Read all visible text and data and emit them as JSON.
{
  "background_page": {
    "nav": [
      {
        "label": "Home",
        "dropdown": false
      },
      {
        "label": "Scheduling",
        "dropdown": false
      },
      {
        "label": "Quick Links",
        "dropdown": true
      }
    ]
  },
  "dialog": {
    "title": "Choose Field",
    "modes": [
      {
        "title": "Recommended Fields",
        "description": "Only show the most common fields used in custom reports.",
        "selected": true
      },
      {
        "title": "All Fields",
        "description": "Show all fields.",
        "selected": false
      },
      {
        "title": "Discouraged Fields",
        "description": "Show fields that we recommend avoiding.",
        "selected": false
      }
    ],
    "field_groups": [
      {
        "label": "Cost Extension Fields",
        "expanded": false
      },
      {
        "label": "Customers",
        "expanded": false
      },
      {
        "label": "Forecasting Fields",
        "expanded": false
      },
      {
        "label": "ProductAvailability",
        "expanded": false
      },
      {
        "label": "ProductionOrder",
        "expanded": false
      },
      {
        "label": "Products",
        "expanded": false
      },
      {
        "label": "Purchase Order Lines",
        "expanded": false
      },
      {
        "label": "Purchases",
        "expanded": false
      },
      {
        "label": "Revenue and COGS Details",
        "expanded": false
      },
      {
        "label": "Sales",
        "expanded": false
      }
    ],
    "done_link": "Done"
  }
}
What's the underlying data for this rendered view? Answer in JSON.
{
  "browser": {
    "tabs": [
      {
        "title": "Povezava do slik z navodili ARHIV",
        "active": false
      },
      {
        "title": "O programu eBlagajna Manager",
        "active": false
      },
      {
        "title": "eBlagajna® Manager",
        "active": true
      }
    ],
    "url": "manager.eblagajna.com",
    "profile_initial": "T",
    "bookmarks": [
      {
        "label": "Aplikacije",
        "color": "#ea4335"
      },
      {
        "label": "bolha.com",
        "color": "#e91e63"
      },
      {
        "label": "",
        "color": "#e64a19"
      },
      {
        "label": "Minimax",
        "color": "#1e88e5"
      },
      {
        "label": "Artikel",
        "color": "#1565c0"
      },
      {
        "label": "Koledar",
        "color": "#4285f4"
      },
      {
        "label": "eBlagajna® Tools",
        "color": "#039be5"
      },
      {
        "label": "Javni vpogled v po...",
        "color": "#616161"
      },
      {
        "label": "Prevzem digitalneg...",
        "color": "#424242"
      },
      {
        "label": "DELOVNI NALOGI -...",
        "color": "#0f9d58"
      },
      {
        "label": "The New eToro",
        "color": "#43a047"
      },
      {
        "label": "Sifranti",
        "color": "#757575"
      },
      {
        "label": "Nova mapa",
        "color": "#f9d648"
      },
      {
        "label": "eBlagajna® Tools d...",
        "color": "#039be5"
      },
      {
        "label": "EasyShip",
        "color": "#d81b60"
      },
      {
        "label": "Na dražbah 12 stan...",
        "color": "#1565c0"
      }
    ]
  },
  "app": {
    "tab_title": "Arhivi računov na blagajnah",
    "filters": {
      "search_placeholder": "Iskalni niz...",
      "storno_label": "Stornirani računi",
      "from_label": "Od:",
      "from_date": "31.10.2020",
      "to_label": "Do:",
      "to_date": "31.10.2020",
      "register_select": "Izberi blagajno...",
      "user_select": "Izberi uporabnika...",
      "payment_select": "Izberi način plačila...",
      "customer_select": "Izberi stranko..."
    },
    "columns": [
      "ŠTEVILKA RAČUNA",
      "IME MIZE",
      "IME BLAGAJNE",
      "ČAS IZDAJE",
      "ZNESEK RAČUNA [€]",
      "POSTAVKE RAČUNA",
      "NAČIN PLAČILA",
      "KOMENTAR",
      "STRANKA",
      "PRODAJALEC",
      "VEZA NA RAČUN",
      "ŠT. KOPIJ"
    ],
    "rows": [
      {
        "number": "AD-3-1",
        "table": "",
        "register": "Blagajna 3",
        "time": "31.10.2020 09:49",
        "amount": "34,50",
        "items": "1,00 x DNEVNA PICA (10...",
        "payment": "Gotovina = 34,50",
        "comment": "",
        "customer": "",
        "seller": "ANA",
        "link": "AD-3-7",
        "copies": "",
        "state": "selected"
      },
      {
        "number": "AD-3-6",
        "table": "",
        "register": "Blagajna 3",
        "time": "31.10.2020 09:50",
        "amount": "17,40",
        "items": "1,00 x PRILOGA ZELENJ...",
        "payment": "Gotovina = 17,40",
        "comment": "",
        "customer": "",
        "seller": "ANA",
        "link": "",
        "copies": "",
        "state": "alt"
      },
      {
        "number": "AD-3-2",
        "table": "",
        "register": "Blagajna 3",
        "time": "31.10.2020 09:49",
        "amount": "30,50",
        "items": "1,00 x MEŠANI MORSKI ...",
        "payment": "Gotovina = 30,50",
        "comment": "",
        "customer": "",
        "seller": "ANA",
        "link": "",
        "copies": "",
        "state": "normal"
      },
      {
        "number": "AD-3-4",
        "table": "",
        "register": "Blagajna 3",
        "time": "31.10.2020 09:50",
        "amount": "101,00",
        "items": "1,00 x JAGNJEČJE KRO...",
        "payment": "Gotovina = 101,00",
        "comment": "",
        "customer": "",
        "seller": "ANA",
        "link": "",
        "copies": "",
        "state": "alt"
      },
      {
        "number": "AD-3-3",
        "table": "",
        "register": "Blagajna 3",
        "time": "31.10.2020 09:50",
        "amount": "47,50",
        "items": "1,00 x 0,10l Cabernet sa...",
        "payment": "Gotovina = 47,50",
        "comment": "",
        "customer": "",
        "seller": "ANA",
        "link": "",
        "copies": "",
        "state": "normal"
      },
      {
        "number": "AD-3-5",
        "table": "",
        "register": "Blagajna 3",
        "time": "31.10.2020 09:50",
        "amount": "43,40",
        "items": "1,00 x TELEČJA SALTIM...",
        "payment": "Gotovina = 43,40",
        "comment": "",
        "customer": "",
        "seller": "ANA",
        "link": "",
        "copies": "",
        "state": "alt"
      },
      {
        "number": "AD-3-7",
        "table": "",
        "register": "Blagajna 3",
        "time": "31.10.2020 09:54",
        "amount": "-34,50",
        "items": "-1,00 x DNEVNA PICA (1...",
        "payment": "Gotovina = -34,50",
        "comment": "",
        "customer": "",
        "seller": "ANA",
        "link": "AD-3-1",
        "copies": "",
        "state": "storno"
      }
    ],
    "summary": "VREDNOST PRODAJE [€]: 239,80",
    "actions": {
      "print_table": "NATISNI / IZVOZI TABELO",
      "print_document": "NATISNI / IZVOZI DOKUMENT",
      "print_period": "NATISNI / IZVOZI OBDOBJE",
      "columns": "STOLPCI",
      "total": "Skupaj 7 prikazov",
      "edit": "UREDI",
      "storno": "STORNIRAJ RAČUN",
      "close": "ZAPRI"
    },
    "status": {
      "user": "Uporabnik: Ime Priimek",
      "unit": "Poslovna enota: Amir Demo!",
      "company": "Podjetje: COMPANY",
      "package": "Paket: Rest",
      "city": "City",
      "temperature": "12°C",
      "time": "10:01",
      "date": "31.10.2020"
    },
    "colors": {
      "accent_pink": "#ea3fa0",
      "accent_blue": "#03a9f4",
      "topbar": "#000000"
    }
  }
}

What is asked. Write out the complete set of records exactly as given.

Result of this exercise.
Read all visible text and data and emit them as JSON.
{
  "background_page": {
    "nav": [
      {
        "label": "Home",
        "dropdown": false
      },
      {
        "label": "Scheduling",
        "dropdown": false
      },
      {
        "label": "Quick Links",
        "dropdown": true
      }
    ]
  },
  "dialog": {
    "title": "Choose Field",
    "modes": [
      {
        "title": "Recommended Fields",
        "description": "Only show the most common fields used in custom reports.",
        "selected": true
      },
      {
        "title": "All Fields",
        "description": "Show all fields.",
        "selected": false
      },
      {
        "title": "Discouraged Fields",
        "description": "Show fields that we recommend avoiding.",
        "selected": false
      }
    ],
    "field_groups": [
      {
        "label": "Cost Extension Fields",
        "expanded": false
      },
      {
        "label": "Customers",
        "expanded": false
      },
      {
        "label": "Forecasting Fields",
        "expanded": false
      },
      {
        "label": "ProductAvailability",
        "expanded": false
      },
      {
        "label": "ProductionOrder",
        "expanded": false
      },
      {
        "label": "Products",
        "expanded": false
      },
      {
        "label": "Purchase Order Lines",
        "expanded": false
      },
      {
        "label": "Purchases",
        "expanded": false
      },
      {
        "label": "Revenue and COGS Details",
        "expanded": false
      },
      {
        "label": "Sales",
        "expanded": false
      }
    ],
    "done_link": "Done"
  }
}
What's the underlying data for this rendered view? Answer in JSON.
{
  "browser": {
    "tabs": [
      {
        "title": "Povezava do slik z navodili ARHIV",
        "active": false
      },
      {
        "title": "O programu eBlagajna Manager",
        "active": false
      },
      {
        "title": "eBlagajna® Manager",
        "active": true
      }
    ],
    "url": "manager.eblagajna.com",
    "profile_initial": "T",
    "bookmarks": [
      {
        "label": "Aplikacije",
        "color": "#ea4335"
      },
      {
        "label": "bolha.com",
        "color": "#e91e63"
      },
      {
        "label": "",
        "color": "#e64a19"
      },
      {
        "label": "Minimax",
        "color": "#1e88e5"
      },
      {
        "label": "Artikel",
        "color": "#1565c0"
      },
      {
        "label": "Koledar",
        "color": "#4285f4"
      },
      {
        "label": "eBlagajna® Tools",
        "color": "#039be5"
      },
      {
        "label": "Javni vpogled v po...",
        "color": "#616161"
      },
      {
        "label": "Prevzem digitalneg...",
        "color": "#424242"
      },
      {
        "label": "DELOVNI NALOGI -...",
        "color": "#0f9d58"
      },
      {
        "label": "The New eToro",
        "color": "#43a047"
      },
      {
        "label": "Sifranti",
        "color": "#757575"
      },
      {
        "label": "Nova mapa",
        "color": "#f9d648"
      },
      {
        "label": "eBlagajna® Tools d...",
        "color": "#039be5"
      },
      {
        "label": "EasyShip",
        "color": "#d81b60"
      },
      {
        "label": "Na dražbah 12 stan...",
        "color": "#1565c0"
      }
    ]
  },
  "app": {
    "tab_title": "Arhivi računov na blagajnah",
    "filters": {
      "search_placeholder": "Iskalni niz...",
      "storno_label": "Stornirani računi",
      "from_label": "Od:",
      "from_date": "31.10.2020",
      "to_label": "Do:",
      "to_date": "31.10.2020",
      "register_select": "Izberi blagajno...",
      "user_select": "Izberi uporabnika...",
      "payment_select": "Izberi način plačila...",
      "customer_select": "Izberi stranko..."
    },
    "columns": [
      "ŠTEVILKA RAČUNA",
      "IME MIZE",
      "IME BLAGAJNE",
      "ČAS IZDAJE",
      "ZNESEK RAČUNA [€]",
      "POSTAVKE RAČUNA",
      "NAČIN PLAČILA",
      "KOMENTAR",
      "STRANKA",
      "PRODAJALEC",
      "VEZA NA RAČUN",
      "ŠT. KOPIJ"
    ],
    "rows": [
      {
        "number": "AD-3-1",
        "table": "",
        "register": "Blagajna 3",
        "time": "31.10.2020 09:49",
        "amount": "34,50",
        "items": "1,00 x DNEVNA PICA (10...",
        "payment": "Gotovina = 34,50",
        "comment": "",
        "customer": "",
        "seller": "ANA",
        "link": "AD-3-7",
        "copies": "",
        "state": "selected"
      },
      {
        "number": "AD-3-6",
        "table": "",
        "register": "Blagajna 3",
        "time": "31.10.2020 09:50",
        "amount": "17,40",
        "items": "1,00 x PRILOGA ZELENJ...",
        "payment": "Gotovina = 17,40",
        "comment": "",
        "customer": "",
        "seller": "ANA",
        "link": "",
        "copies": "",
        "state": "alt"
      },
      {
        "number": "AD-3-2",
        "table": "",
        "register": "Blagajna 3",
        "time": "31.10.2020 09:49",
        "amount": "30,50",
        "items": "1,00 x MEŠANI MORSKI ...",
        "payment": "Gotovina = 30,50",
        "comment": "",
        "customer": "",
        "seller": "ANA",
        "link": "",
        "copies": "",
        "state": "normal"
      },
      {
        "number": "AD-3-4",
        "table": "",
        "register": "Blagajna 3",
        "time": "31.10.2020 09:50",
        "amount": "101,00",
        "items": "1,00 x JAGNJEČJE KRO...",
        "payment": "Gotovina = 101,00",
        "comment": "",
        "customer": "",
        "seller": "ANA",
        "link": "",
        "copies": "",
        "state": "alt"
      },
      {
        "number": "AD-3-3",
        "table": "",
        "register": "Blagajna 3",
        "time": "31.10.2020 09:50",
        "amount": "47,50",
        "items": "1,00 x 0,10l Cabernet sa...",
        "payment": "Gotovina = 47,50",
        "comment": "",
        "customer": "",
        "seller": "ANA",
        "link": "",
        "copies": "",
        "state": "normal"
      },
      {
        "number": "AD-3-5",
        "table": "",
        "register": "Blagajna 3",
        "time": "31.10.2020 09:50",
        "amount": "43,40",
        "items": "1,00 x TELEČJA SALTIM...",
        "payment": "Gotovina = 43,40",
        "comment": "",
        "customer": "",
        "seller": "ANA",
        "link": "",
        "copies": "",
        "state": "alt"
      },
      {
        "number": "AD-3-7",
        "table": "",
        "register": "Blagajna 3",
        "time": "31.10.2020 09:54",
        "amount": "-34,50",
        "items": "-1,00 x DNEVNA PICA (1...",
        "payment": "Gotovina = -34,50",
        "comment": "",
        "customer": "",
        "seller": "ANA",
        "link": "AD-3-1",
        "copies": "",
        "state": "storno"
      }
    ],
    "summary": "VREDNOST PRODAJE [€]: 239,80",
    "actions": {
      "print_table": "NATISNI / IZVOZI TABELO",
      "print_document": "NATISNI / IZVOZI DOKUMENT",
      "print_period": "NATISNI / IZVOZI OBDOBJE",
      "columns": "STOLPCI",
      "total": "Skupaj 7 prikazov",
      "edit": "UREDI",
      "storno": "STORNIRAJ RAČUN",
      "close": "ZAPRI"
    },
    "status": {
      "user": "Uporabnik: Ime Priimek",
      "unit": "Poslovna enota: Amir Demo!",
      "company": "Podjetje: COMPANY",
      "package": "Paket: Rest",
      "city": "City",
      "temperature": "12°C",
      "time": "10:01",
      "date": "31.10.2020"
    },
    "colors": {
      "accent_pink": "#ea3fa0",
      "accent_blue": "#03a9f4",
      "topbar": "#000000"
    }
  }
}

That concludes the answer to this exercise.